◆ Saved entries
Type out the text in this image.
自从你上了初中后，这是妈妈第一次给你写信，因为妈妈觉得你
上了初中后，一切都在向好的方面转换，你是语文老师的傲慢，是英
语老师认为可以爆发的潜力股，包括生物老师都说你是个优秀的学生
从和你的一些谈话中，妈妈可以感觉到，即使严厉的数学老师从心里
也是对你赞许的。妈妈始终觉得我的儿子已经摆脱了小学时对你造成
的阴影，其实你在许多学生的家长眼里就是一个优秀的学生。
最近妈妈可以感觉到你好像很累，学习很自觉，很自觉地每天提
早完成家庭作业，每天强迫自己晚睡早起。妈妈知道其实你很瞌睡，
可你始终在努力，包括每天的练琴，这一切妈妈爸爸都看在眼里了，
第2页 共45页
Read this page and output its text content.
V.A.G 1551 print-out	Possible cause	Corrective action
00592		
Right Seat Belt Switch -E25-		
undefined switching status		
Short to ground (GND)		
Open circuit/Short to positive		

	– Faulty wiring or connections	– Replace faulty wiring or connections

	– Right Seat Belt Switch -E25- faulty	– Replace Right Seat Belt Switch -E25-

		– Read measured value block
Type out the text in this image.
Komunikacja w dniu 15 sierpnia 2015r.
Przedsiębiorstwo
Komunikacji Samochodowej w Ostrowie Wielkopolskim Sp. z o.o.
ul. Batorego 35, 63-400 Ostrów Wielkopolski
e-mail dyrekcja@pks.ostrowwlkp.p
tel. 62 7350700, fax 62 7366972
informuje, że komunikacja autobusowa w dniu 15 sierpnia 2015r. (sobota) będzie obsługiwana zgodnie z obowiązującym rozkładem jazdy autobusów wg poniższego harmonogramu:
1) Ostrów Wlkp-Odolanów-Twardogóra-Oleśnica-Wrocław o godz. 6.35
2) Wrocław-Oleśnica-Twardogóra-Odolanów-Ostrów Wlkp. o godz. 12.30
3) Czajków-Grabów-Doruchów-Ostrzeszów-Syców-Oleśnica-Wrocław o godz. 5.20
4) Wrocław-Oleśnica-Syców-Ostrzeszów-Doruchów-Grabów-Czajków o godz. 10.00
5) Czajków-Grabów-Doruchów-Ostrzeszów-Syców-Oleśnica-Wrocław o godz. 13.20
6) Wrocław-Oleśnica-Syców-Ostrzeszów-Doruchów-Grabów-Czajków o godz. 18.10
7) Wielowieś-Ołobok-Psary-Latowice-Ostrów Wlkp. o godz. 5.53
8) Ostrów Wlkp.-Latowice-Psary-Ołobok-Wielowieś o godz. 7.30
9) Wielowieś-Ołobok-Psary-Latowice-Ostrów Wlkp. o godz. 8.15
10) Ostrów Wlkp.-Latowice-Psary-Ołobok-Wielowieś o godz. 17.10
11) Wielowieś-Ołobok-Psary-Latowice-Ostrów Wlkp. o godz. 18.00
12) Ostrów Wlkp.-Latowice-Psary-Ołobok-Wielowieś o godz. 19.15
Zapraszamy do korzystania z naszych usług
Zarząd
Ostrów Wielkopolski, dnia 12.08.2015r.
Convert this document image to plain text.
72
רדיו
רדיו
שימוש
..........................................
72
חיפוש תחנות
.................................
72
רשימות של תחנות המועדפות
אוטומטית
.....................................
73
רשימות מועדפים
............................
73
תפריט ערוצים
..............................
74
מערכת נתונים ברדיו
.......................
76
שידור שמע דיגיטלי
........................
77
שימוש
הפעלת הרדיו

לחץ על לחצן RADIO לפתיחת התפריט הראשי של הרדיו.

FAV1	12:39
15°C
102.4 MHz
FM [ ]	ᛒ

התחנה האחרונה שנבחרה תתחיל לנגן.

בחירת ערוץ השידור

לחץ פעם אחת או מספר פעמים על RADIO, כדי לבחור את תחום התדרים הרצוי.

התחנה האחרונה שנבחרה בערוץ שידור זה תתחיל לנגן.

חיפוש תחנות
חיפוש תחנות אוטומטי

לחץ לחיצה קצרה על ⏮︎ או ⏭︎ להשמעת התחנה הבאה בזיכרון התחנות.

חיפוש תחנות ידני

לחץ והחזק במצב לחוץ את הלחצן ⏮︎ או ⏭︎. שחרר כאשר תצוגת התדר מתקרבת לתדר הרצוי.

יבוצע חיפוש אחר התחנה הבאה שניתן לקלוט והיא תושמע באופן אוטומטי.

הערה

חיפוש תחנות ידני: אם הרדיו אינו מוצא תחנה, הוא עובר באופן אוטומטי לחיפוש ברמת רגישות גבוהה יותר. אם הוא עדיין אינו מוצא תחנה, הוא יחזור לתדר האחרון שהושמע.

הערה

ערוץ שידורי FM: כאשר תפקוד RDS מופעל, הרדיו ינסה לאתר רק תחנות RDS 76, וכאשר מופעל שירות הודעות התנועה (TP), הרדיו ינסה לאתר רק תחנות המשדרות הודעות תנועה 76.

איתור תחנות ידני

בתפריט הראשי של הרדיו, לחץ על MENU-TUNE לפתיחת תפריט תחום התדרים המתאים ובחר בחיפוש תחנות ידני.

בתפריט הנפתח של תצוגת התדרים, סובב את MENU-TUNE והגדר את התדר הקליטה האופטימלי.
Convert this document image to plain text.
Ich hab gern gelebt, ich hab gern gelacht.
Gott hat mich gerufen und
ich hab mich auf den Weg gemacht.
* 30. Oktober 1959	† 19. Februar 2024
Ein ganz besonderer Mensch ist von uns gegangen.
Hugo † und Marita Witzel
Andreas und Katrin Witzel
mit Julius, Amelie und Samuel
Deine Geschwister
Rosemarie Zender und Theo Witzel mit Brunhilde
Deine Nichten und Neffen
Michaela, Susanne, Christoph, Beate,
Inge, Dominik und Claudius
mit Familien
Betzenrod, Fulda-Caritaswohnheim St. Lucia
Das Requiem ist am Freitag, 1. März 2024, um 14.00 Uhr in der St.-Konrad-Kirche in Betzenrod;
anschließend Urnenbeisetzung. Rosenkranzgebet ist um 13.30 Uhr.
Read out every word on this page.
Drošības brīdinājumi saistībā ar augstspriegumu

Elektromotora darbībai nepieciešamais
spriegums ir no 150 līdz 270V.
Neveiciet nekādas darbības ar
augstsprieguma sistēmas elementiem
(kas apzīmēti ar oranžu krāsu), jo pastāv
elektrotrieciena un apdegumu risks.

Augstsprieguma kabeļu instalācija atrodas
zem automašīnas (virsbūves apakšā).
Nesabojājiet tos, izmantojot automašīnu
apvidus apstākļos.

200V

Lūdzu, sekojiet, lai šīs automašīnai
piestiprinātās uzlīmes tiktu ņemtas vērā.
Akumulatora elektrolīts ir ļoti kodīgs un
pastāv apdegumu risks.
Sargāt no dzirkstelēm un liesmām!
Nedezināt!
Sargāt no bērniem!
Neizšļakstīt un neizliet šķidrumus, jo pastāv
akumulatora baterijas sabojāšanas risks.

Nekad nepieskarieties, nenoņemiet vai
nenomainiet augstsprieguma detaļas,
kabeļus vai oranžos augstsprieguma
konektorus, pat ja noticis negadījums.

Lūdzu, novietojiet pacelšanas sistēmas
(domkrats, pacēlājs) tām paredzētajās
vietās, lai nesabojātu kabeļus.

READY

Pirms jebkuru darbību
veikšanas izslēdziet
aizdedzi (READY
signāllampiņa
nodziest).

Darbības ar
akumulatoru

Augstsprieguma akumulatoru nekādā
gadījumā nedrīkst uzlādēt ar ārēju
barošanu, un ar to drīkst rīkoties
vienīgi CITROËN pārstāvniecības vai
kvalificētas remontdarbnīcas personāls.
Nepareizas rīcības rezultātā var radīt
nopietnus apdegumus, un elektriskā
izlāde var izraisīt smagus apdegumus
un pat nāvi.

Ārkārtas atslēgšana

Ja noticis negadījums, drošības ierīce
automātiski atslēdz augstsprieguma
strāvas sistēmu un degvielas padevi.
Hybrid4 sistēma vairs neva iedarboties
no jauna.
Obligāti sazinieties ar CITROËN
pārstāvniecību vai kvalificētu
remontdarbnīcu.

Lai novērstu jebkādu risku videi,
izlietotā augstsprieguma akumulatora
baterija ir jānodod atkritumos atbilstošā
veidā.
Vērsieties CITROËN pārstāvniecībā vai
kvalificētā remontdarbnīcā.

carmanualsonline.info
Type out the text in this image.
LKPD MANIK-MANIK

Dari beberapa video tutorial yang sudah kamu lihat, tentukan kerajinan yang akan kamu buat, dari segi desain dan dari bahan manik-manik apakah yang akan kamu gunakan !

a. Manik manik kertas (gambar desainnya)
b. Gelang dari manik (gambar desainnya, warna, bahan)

◆ WRITTEN REQUEST
Only the lines from the one that contains "Read out every word on this page." to the end of the entries above should be given again, exactly and in full.

◆ OUTPUT BELOW
Read out every word on this page.
Drošības brīdinājumi saistībā ar augstspriegumu

Elektromotora darbībai nepieciešamais
spriegums ir no 150 līdz 270V.
Neveiciet nekādas darbības ar
augstsprieguma sistēmas elementiem
(kas apzīmēti ar oranžu krāsu), jo pastāv
elektrotrieciena un apdegumu risks.

Augstsprieguma kabeļu instalācija atrodas
zem automašīnas (virsbūves apakšā).
Nesabojājiet tos, izmantojot automašīnu
apvidus apstākļos.

200V

Lūdzu, sekojiet, lai šīs automašīnai
piestiprinātās uzlīmes tiktu ņemtas vērā.
Akumulatora elektrolīts ir ļoti kodīgs un
pastāv apdegumu risks.
Sargāt no dzirkstelēm un liesmām!
Nedezināt!
Sargāt no bērniem!
Neizšļakstīt un neizliet šķidrumus, jo pastāv
akumulatora baterijas sabojāšanas risks.

Nekad nepieskarieties, nenoņemiet vai
nenomainiet augstsprieguma detaļas,
kabeļus vai oranžos augstsprieguma
konektorus, pat ja noticis negadījums.

Lūdzu, novietojiet pacelšanas sistēmas
(domkrats, pacēlājs) tām paredzētajās
vietās, lai nesabojātu kabeļus.

READY

Pirms jebkuru darbību
veikšanas izslēdziet
aizdedzi (READY
signāllampiņa
nodziest).

Darbības ar
akumulatoru

Augstsprieguma akumulatoru nekādā
gadījumā nedrīkst uzlādēt ar ārēju
barošanu, un ar to drīkst rīkoties
vienīgi CITROËN pārstāvniecības vai
kvalificētas remontdarbnīcas personāls.
Nepareizas rīcības rezultātā var radīt
nopietnus apdegumus, un elektriskā
izlāde var izraisīt smagus apdegumus
un pat nāvi.

Ārkārtas atslēgšana

Ja noticis negadījums, drošības ierīce
automātiski atslēdz augstsprieguma
strāvas sistēmu un degvielas padevi.
Hybrid4 sistēma vairs neva iedarboties
no jauna.
Obligāti sazinieties ar CITROËN
pārstāvniecību vai kvalificētu
remontdarbnīcu.

Lai novērstu jebkādu risku videi,
izlietotā augstsprieguma akumulatora
baterija ir jānodod atkritumos atbilstošā
veidā.
Vērsieties CITROËN pārstāvniecībā vai
kvalificētā remontdarbnīcā.

carmanualsonline.info
Type out the text in this image.
LKPD MANIK-MANIK

Dari beberapa video tutorial yang sudah kamu lihat, tentukan kerajinan yang akan kamu buat, dari segi desain dan dari bahan manik-manik apakah yang akan kamu gunakan !

a. Manik manik kertas (gambar desainnya)
b. Gelang dari manik (gambar desainnya, warna, bahan)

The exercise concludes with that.